Read the records and write them out again exactly.

(Entries from a dataset)
▬▬▬

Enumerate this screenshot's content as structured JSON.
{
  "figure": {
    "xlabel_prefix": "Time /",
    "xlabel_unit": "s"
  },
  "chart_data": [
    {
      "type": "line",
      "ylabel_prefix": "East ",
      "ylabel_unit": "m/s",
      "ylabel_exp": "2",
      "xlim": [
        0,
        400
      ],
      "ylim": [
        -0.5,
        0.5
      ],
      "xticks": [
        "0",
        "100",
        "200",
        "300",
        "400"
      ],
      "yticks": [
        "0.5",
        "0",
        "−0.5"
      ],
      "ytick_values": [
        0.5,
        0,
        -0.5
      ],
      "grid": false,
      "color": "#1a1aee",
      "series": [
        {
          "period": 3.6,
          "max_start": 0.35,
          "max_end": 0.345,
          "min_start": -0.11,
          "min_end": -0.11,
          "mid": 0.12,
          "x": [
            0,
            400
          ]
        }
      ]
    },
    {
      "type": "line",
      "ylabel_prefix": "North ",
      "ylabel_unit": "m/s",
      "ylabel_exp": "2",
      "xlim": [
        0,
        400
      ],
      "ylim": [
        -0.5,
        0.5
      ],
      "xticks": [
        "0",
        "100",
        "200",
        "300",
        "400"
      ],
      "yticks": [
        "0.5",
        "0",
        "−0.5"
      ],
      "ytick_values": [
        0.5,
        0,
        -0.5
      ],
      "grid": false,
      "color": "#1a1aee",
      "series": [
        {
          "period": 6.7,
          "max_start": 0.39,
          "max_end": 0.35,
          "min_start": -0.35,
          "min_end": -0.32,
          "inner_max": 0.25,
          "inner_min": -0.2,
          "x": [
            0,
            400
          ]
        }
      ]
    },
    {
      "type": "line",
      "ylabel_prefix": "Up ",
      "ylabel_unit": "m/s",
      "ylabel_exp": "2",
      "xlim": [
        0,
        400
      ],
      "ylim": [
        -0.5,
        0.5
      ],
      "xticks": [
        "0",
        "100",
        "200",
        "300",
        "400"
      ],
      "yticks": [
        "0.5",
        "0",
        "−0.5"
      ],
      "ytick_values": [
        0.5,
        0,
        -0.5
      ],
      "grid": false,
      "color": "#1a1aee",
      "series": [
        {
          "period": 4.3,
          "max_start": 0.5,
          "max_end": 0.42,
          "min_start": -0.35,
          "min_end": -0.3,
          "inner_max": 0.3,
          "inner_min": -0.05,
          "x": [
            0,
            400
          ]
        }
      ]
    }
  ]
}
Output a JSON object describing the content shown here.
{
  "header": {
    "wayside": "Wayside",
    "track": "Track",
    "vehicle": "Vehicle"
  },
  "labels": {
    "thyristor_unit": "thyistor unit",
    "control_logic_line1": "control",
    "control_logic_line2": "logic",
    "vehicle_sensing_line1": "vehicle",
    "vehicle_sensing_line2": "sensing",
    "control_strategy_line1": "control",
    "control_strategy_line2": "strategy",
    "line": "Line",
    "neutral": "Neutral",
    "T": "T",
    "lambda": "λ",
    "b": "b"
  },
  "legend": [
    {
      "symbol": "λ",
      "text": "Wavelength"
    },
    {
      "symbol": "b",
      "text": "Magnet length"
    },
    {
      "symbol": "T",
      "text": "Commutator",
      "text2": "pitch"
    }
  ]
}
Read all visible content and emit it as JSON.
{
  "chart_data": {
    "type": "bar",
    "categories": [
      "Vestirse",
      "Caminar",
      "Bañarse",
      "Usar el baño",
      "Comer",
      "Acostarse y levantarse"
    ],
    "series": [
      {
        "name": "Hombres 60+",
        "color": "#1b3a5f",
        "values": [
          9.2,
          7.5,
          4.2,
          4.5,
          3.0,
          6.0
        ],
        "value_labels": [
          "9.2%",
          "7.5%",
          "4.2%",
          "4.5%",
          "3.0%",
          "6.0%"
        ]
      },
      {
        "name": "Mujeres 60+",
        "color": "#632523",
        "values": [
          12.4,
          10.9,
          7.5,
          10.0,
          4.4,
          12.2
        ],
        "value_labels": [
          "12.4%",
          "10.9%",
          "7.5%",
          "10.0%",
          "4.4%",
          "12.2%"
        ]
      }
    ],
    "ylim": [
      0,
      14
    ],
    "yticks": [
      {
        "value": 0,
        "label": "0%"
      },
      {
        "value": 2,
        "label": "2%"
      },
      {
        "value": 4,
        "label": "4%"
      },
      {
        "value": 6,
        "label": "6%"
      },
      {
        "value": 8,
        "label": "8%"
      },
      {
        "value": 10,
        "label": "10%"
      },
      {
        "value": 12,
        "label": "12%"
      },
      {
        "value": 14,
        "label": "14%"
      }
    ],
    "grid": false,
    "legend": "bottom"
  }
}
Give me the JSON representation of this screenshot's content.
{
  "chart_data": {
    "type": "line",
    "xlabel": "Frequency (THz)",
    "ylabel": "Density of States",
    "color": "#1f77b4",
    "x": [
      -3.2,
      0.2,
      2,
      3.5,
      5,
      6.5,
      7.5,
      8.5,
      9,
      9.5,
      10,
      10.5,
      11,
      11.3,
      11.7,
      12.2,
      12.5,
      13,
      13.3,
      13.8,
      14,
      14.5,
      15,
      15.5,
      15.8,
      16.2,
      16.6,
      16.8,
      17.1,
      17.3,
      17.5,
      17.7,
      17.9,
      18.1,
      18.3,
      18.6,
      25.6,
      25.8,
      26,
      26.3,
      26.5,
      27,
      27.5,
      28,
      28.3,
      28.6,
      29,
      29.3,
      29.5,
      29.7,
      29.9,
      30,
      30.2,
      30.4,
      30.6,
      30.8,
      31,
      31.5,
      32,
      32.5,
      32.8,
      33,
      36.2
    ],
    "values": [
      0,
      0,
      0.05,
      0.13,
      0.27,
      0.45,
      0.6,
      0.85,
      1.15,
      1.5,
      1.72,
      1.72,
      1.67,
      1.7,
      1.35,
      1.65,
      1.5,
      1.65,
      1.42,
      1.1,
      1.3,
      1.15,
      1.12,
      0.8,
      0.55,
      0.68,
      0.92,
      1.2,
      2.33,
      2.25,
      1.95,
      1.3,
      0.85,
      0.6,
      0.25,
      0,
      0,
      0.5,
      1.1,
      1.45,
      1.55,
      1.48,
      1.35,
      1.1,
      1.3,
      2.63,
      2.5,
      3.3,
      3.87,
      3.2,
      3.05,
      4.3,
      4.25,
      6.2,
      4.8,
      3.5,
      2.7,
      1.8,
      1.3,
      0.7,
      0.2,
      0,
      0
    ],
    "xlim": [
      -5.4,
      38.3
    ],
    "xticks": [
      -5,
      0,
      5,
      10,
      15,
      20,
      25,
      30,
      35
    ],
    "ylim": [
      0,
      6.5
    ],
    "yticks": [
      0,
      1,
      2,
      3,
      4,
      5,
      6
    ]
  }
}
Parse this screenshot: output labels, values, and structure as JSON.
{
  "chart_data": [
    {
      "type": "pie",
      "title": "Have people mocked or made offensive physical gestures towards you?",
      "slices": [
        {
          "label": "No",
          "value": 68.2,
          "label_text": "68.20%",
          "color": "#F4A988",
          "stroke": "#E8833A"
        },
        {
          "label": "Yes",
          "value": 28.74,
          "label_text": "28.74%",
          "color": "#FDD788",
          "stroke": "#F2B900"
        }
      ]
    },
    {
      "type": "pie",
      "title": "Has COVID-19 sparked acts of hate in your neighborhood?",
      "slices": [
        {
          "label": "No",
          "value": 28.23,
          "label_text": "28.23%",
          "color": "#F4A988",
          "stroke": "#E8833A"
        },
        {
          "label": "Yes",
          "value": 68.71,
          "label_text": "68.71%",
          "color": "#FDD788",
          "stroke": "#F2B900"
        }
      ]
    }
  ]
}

▬▬▬

Result for this exercise |
Enumerate this screenshot's content as structured JSON.
{
  "figure": {
    "xlabel_prefix": "Time /",
    "xlabel_unit": "s"
  },
  "chart_data": [
    {
      "type": "line",
      "ylabel_prefix": "East ",
      "ylabel_unit": "m/s",
      "ylabel_exp": "2",
      "xlim": [
        0,
        400
      ],
      "ylim": [
        -0.5,
        0.5
      ],
      "xticks": [
        "0",
        "100",
        "200",
        "300",
        "400"
      ],
      "yticks": [
        "0.5",
        "0",
        "−0.5"
      ],
      "ytick_values": [
        0.5,
        0,
        -0.5
      ],
      "grid": false,
      "color": "#1a1aee",
      "series": [
        {
          "period": 3.6,
          "max_start": 0.35,
          "max_end": 0.345,
          "min_start": -0.11,
          "min_end": -0.11,
          "mid": 0.12,
          "x": [
            0,
            400
          ]
        }
      ]
    },
    {
      "type": "line",
      "ylabel_prefix": "North ",
      "ylabel_unit": "m/s",
      "ylabel_exp": "2",
      "xlim": [
        0,
        400
      ],
      "ylim": [
        -0.5,
        0.5
      ],
      "xticks": [
        "0",
        "100",
        "200",
        "300",
        "400"
      ],
      "yticks": [
        "0.5",
        "0",
        "−0.5"
      ],
      "ytick_values": [
        0.5,
        0,
        -0.5
      ],
      "grid": false,
      "color": "#1a1aee",
      "series": [
        {
          "period": 6.7,
          "max_start": 0.39,
          "max_end": 0.35,
          "min_start": -0.35,
          "min_end": -0.32,
          "inner_max": 0.25,
          "inner_min": -0.2,
          "x": [
            0,
            400
          ]
        }
      ]
    },
    {
      "type": "line",
      "ylabel_prefix": "Up ",
      "ylabel_unit": "m/s",
      "ylabel_exp": "2",
      "xlim": [
        0,
        400
      ],
      "ylim": [
        -0.5,
        0.5
      ],
      "xticks": [
        "0",
        "100",
        "200",
        "300",
        "400"
      ],
      "yticks": [
        "0.5",
        "0",
        "−0.5"
      ],
      "ytick_values": [
        0.5,
        0,
        -0.5
      ],
      "grid": false,
      "color": "#1a1aee",
      "series": [
        {
          "period": 4.3,
          "max_start": 0.5,
          "max_end": 0.42,
          "min_start": -0.35,
          "min_end": -0.3,
          "inner_max": 0.3,
          "inner_min": -0.05,
          "x": [
            0,
            400
          ]
        }
      ]
    }
  ]
}
Output a JSON object describing the content shown here.
{
  "header": {
    "wayside": "Wayside",
    "track": "Track",
    "vehicle": "Vehicle"
  },
  "labels": {
    "thyristor_unit": "thyistor unit",
    "control_logic_line1": "control",
    "control_logic_line2": "logic",
    "vehicle_sensing_line1": "vehicle",
    "vehicle_sensing_line2": "sensing",
    "control_strategy_line1": "control",
    "control_strategy_line2": "strategy",
    "line": "Line",
    "neutral": "Neutral",
    "T": "T",
    "lambda": "λ",
    "b": "b"
  },
  "legend": [
    {
      "symbol": "λ",
      "text": "Wavelength"
    },
    {
      "symbol": "b",
      "text": "Magnet length"
    },
    {
      "symbol": "T",
      "text": "Commutator",
      "text2": "pitch"
    }
  ]
}
Read all visible content and emit it as JSON.
{
  "chart_data": {
    "type": "bar",
    "categories": [
      "Vestirse",
      "Caminar",
      "Bañarse",
      "Usar el baño",
      "Comer",
      "Acostarse y levantarse"
    ],
    "series": [
      {
        "name": "Hombres 60+",
        "color": "#1b3a5f",
        "values": [
          9.2,
          7.5,
          4.2,
          4.5,
          3.0,
          6.0
        ],
        "value_labels": [
          "9.2%",
          "7.5%",
          "4.2%",
          "4.5%",
          "3.0%",
          "6.0%"
        ]
      },
      {
        "name": "Mujeres 60+",
        "color": "#632523",
        "values": [
          12.4,
          10.9,
          7.5,
          10.0,
          4.4,
          12.2
        ],
        "value_labels": [
          "12.4%",
          "10.9%",
          "7.5%",
          "10.0%",
          "4.4%",
          "12.2%"
        ]
      }
    ],
    "ylim": [
      0,
      14
    ],
    "yticks": [
      {
        "value": 0,
        "label": "0%"
      },
      {
        "value": 2,
        "label": "2%"
      },
      {
        "value": 4,
        "label": "4%"
      },
      {
        "value": 6,
        "label": "6%"
      },
      {
        "value": 8,
        "label": "8%"
      },
      {
        "value": 10,
        "label": "10%"
      },
      {
        "value": 12,
        "label": "12%"
      },
      {
        "value": 14,
        "label": "14%"
      }
    ],
    "grid": false,
    "legend": "bottom"
  }
}
Give me the JSON representation of this screenshot's content.
{
  "chart_data": {
    "type": "line",
    "xlabel": "Frequency (THz)",
    "ylabel": "Density of States",
    "color": "#1f77b4",
    "x": [
      -3.2,
      0.2,
      2,
      3.5,
      5,
      6.5,
      7.5,
      8.5,
      9,
      9.5,
      10,
      10.5,
      11,
      11.3,
      11.7,
      12.2,
      12.5,
      13,
      13.3,
      13.8,
      14,
      14.5,
      15,
      15.5,
      15.8,
      16.2,
      16.6,
      16.8,
      17.1,
      17.3,
      17.5,
      17.7,
      17.9,
      18.1,
      18.3,
      18.6,
      25.6,
      25.8,
      26,
      26.3,
      26.5,
      27,
      27.5,
      28,
      28.3,
      28.6,
      29,
      29.3,
      29.5,
      29.7,
      29.9,
      30,
      30.2,
      30.4,
      30.6,
      30.8,
      31,
      31.5,
      32,
      32.5,
      32.8,
      33,
      36.2
    ],
    "values": [
      0,
      0,
      0.05,
      0.13,
      0.27,
      0.45,
      0.6,
      0.85,
      1.15,
      1.5,
      1.72,
      1.72,
      1.67,
      1.7,
      1.35,
      1.65,
      1.5,
      1.65,
      1.42,
      1.1,
      1.3,
      1.15,
      1.12,
      0.8,
      0.55,
      0.68,
      0.92,
      1.2,
      2.33,
      2.25,
      1.95,
      1.3,
      0.85,
      0.6,
      0.25,
      0,
      0,
      0.5,
      1.1,
      1.45,
      1.55,
      1.48,
      1.35,
      1.1,
      1.3,
      2.63,
      2.5,
      3.3,
      3.87,
      3.2,
      3.05,
      4.3,
      4.25,
      6.2,
      4.8,
      3.5,
      2.7,
      1.8,
      1.3,
      0.7,
      0.2,
      0,
      0
    ],
    "xlim": [
      -5.4,
      38.3
    ],
    "xticks": [
      -5,
      0,
      5,
      10,
      15,
      20,
      25,
      30,
      35
    ],
    "ylim": [
      0,
      6.5
    ],
    "yticks": [
      0,
      1,
      2,
      3,
      4,
      5,
      6
    ]
  }
}
Parse this screenshot: output labels, values, and structure as JSON.
{
  "chart_data": [
    {
      "type": "pie",
      "title": "Have people mocked or made offensive physical gestures towards you?",
      "slices": [
        {
          "label": "No",
          "value": 68.2,
          "label_text": "68.20%",
          "color": "#F4A988",
          "stroke": "#E8833A"
        },
        {
          "label": "Yes",
          "value": 28.74,
          "label_text": "28.74%",
          "color": "#FDD788",
          "stroke": "#F2B900"
        }
      ]
    },
    {
      "type": "pie",
      "title": "Has COVID-19 sparked acts of hate in your neighborhood?",
      "slices": [
        {
          "label": "No",
          "value": 28.23,
          "label_text": "28.23%",
          "color": "#F4A988",
          "stroke": "#E8833A"
        },
        {
          "label": "Yes",
          "value": 68.71,
          "label_text": "68.71%",
          "color": "#FDD788",
          "stroke": "#F2B900"
        }
      ]
    }
  ]
}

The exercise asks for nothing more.